# [WHAT IS BEING ASKED]
Locate the lines where "oeste" occurs and copy them as they stand.
• • • • • • •
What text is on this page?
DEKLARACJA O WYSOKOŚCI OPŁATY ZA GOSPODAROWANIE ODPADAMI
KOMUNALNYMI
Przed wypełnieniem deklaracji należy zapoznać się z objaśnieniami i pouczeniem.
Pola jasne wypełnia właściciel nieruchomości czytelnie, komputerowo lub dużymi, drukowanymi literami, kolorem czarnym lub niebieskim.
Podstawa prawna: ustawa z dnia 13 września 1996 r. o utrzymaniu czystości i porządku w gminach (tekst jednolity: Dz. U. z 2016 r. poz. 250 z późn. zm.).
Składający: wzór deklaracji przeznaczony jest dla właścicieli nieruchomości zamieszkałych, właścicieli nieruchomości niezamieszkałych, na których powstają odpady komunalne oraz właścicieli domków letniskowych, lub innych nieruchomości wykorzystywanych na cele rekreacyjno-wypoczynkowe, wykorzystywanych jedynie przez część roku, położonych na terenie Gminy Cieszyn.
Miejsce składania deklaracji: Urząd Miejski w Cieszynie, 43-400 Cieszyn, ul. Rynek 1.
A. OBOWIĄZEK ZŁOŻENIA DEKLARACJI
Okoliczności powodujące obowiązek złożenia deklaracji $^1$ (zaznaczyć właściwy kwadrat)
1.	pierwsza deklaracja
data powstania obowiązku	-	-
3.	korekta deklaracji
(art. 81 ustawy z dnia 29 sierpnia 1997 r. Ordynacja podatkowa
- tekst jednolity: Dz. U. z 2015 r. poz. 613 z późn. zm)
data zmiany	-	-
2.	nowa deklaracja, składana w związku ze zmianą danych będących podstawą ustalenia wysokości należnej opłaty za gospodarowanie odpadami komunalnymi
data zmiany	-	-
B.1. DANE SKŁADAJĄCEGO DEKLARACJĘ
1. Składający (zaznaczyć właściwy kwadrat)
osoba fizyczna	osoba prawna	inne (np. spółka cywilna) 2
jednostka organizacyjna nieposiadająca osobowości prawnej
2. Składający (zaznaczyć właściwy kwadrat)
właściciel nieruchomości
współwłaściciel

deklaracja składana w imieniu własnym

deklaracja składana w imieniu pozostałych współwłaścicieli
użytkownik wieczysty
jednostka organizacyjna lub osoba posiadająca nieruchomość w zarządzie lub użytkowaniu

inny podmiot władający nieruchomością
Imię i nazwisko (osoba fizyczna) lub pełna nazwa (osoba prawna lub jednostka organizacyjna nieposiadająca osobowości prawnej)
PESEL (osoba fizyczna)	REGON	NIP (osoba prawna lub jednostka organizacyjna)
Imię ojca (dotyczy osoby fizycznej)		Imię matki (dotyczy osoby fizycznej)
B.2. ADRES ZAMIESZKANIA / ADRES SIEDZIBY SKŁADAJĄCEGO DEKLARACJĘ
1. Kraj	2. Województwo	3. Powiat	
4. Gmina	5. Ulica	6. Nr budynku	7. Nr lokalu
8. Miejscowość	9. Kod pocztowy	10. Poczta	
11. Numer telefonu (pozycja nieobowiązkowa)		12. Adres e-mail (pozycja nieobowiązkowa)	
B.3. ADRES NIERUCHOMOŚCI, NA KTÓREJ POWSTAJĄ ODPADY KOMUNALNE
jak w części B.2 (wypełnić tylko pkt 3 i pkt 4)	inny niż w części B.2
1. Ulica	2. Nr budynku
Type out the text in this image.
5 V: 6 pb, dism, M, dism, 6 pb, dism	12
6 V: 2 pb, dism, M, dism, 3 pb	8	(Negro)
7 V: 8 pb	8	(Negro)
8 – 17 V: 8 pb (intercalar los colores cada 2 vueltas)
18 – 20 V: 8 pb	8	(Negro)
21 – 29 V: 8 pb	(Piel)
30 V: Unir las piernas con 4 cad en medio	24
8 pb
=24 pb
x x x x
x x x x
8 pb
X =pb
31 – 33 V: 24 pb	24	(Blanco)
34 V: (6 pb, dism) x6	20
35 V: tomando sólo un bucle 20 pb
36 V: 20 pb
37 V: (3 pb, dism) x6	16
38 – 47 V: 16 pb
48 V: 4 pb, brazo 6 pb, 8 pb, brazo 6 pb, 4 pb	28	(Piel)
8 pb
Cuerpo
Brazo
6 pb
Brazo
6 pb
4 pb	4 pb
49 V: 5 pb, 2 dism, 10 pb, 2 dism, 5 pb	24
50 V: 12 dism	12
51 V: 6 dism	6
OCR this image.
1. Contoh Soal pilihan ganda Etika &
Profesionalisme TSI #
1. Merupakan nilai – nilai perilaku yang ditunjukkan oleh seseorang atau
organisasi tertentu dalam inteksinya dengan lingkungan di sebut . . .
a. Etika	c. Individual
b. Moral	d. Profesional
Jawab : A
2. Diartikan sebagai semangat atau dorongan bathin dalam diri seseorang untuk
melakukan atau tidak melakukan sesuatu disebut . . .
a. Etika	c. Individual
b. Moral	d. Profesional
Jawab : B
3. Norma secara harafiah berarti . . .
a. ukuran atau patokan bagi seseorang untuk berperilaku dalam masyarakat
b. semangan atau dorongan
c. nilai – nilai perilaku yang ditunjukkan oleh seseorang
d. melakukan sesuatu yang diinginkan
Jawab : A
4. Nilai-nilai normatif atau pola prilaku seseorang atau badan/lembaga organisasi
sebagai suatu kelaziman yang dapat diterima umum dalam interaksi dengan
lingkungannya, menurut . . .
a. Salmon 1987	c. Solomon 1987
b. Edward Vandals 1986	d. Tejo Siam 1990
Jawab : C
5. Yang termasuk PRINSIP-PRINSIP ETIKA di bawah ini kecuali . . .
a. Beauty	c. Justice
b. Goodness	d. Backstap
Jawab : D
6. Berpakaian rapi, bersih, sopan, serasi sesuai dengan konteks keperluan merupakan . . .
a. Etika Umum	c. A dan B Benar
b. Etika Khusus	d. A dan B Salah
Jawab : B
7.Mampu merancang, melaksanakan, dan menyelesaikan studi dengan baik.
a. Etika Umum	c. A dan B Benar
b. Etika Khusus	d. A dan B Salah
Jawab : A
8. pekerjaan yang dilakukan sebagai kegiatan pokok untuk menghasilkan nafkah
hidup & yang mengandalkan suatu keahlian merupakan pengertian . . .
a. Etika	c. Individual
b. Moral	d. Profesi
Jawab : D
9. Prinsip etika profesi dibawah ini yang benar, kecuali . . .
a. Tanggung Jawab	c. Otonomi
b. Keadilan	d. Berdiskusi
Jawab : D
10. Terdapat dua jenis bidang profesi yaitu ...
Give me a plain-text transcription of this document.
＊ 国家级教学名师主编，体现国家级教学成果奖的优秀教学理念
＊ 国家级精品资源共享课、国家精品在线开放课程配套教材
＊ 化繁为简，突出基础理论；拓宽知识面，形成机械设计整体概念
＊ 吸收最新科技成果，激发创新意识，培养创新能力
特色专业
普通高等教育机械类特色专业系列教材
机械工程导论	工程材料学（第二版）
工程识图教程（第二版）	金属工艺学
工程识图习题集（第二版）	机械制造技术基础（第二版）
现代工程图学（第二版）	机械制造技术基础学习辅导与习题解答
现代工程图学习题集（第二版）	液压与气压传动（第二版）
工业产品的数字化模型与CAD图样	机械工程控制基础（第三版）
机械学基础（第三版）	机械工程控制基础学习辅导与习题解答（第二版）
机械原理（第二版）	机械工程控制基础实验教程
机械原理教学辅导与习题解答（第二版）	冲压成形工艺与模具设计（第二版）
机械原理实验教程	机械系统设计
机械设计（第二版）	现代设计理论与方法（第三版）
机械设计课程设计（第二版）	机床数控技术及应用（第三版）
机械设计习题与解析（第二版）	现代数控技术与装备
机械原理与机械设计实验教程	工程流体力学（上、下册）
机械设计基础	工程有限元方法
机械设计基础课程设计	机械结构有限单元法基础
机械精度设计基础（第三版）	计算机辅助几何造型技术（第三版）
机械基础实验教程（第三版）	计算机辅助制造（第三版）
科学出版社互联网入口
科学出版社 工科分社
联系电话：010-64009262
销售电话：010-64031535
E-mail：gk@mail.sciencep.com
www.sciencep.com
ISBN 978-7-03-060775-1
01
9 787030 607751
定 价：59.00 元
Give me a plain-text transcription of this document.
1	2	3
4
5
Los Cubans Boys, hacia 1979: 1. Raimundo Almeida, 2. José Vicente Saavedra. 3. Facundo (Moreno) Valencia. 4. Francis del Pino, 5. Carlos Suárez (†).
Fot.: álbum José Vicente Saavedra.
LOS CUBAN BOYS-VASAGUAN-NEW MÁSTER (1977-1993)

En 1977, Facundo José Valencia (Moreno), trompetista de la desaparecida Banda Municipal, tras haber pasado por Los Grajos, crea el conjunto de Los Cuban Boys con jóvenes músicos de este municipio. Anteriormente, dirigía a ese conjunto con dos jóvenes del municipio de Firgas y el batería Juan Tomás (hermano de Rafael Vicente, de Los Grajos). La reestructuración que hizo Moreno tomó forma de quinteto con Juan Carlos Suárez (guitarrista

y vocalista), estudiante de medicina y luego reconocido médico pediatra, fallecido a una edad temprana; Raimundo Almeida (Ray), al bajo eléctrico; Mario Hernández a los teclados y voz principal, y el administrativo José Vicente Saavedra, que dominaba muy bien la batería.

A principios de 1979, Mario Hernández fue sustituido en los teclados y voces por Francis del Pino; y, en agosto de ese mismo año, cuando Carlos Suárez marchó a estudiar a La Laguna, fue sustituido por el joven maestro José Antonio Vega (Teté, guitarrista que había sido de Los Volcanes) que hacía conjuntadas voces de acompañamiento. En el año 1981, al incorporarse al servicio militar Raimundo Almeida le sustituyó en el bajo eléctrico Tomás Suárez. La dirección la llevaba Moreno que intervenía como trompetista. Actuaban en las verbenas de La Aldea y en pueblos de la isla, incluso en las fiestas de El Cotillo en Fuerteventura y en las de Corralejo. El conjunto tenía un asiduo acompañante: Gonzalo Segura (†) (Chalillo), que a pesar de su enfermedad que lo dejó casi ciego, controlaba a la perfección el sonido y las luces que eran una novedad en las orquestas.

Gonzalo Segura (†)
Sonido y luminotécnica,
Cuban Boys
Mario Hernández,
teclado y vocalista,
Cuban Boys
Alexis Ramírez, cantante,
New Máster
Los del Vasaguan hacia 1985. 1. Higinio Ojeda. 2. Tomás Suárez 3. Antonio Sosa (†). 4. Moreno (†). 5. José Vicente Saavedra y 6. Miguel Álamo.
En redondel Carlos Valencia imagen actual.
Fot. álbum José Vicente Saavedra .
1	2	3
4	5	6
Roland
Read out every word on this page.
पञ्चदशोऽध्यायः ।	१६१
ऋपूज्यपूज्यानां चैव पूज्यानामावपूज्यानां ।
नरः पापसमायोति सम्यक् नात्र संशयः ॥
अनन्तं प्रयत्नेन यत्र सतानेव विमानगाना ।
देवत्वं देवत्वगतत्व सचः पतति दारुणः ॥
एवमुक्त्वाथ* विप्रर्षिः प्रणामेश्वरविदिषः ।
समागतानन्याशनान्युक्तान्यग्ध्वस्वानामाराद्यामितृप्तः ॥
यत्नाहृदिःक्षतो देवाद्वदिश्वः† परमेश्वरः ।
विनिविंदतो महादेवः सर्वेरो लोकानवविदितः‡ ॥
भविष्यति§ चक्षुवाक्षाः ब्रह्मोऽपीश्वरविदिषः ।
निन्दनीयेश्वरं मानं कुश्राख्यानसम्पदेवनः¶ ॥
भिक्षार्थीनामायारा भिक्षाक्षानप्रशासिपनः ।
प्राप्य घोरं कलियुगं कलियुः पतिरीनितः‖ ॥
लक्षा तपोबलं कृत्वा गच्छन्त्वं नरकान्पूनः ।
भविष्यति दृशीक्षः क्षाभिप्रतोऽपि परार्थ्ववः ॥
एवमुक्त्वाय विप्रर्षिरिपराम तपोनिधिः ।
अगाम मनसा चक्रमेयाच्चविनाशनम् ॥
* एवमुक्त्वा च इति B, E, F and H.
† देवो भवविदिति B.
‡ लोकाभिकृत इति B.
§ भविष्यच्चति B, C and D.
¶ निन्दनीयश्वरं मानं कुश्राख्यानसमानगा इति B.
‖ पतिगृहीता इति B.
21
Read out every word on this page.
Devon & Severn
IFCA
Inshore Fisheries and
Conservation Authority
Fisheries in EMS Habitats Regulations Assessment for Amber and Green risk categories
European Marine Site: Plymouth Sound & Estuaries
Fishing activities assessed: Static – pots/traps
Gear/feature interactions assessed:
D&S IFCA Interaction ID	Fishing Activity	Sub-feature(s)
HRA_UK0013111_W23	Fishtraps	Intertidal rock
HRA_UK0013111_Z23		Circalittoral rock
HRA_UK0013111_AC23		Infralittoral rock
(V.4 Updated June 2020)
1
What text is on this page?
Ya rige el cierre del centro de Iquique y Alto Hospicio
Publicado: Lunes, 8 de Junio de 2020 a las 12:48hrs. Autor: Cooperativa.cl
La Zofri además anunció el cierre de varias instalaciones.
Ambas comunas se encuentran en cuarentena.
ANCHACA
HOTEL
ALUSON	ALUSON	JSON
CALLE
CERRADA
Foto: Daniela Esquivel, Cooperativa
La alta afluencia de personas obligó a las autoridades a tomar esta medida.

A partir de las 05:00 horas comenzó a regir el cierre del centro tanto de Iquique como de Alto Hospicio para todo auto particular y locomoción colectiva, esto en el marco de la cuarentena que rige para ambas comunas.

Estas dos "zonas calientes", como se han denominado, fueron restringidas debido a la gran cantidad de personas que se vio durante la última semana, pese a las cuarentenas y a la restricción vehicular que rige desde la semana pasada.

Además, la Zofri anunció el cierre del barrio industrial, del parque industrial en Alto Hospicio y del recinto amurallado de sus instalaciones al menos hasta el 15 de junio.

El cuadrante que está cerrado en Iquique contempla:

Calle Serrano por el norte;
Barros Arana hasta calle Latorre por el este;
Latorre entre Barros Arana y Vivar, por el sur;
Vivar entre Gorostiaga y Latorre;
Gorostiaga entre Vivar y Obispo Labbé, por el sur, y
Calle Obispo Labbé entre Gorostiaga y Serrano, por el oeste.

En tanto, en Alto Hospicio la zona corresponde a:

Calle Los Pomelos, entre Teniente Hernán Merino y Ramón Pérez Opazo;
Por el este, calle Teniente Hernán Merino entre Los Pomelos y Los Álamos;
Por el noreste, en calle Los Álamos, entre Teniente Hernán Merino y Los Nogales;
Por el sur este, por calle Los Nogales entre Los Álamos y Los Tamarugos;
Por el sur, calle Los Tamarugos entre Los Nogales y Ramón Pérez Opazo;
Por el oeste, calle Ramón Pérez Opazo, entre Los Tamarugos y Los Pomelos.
• • • • • • •
# [WRITTEN REPLY]
Calle Obispo Labbé entre Gorostiaga y Serrano, por el oeste.
Por el oeste, calle Ramón Pérez Opazo, entre Los Tamarugos y Los Pomelos.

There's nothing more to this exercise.